▶ _Goal of the exercise_
In the data below, find every line with the string "rdquo" and pull it out.

[Data records]

-*-*-

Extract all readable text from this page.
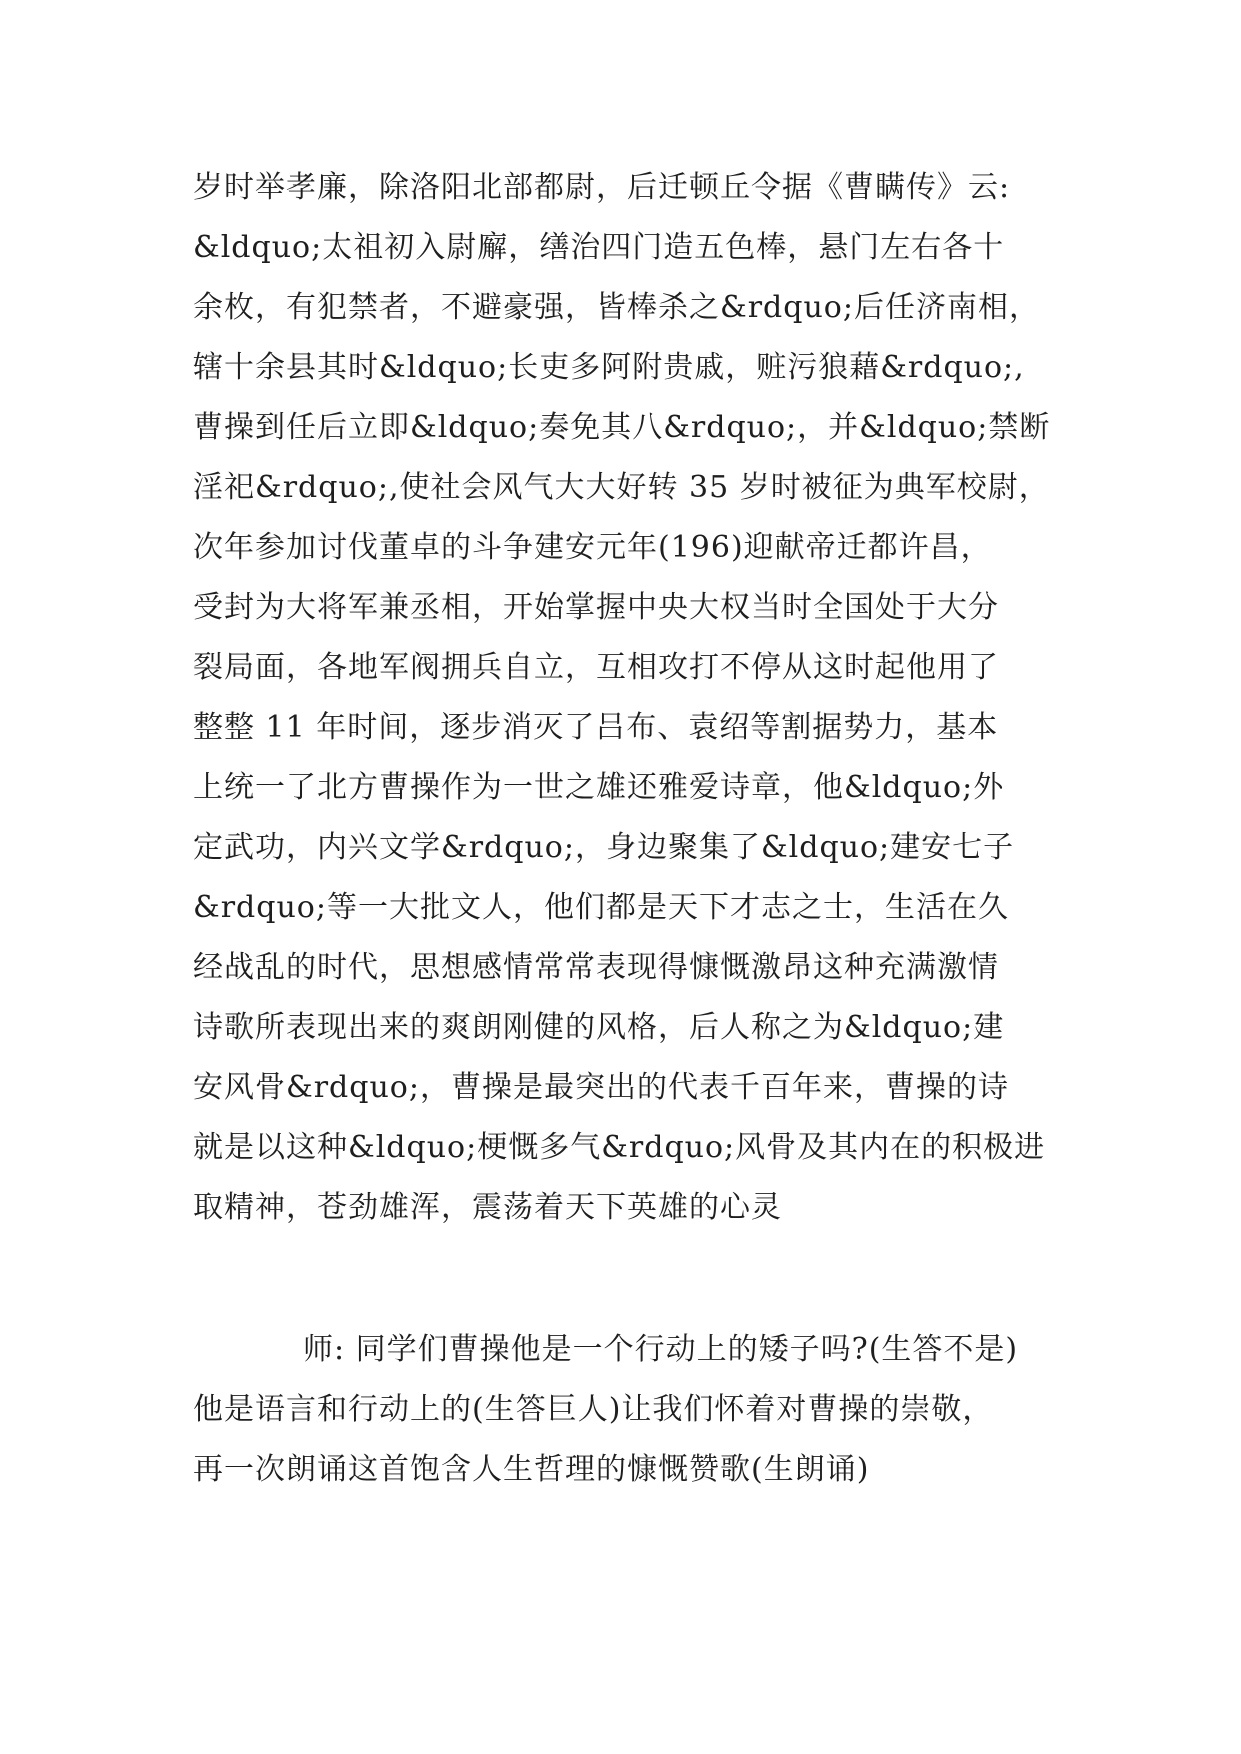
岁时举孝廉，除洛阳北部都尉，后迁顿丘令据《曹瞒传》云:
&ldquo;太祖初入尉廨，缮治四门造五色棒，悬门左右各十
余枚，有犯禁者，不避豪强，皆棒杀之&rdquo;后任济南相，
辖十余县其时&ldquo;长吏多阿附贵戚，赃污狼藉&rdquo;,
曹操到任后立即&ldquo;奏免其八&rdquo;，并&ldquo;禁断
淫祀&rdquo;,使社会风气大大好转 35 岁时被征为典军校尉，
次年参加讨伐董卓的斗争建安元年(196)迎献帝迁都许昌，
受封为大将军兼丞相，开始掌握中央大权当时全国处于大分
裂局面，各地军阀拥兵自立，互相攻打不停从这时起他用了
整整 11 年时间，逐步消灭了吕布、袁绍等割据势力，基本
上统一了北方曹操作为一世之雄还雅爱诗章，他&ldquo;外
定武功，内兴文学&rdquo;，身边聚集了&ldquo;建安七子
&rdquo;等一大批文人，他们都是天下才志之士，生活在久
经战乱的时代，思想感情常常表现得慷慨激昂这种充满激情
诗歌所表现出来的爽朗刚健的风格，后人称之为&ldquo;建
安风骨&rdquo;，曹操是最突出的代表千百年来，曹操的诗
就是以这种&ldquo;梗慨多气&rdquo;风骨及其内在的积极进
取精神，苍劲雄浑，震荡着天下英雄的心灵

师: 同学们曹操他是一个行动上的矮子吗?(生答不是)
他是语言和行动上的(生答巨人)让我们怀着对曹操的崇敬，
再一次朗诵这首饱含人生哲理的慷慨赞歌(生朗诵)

-*-*-

▶ _Result of the task_
余枚，有犯禁者，不避豪强，皆棒杀之&rdquo;后任济南相，
辖十余县其时&ldquo;长吏多阿附贵戚，赃污狼藉&rdquo;,
曹操到任后立即&ldquo;奏免其八&rdquo;，并&ldquo;禁断
淫祀&rdquo;,使社会风气大大好转 35 岁时被征为典军校尉，
定武功，内兴文学&rdquo;，身边聚集了&ldquo;建安七子
&rdquo;等一大批文人，他们都是天下才志之士，生活在久
安风骨&rdquo;，曹操是最突出的代表千百年来，曹操的诗
就是以这种&ldquo;梗慨多气&rdquo;风骨及其内在的积极进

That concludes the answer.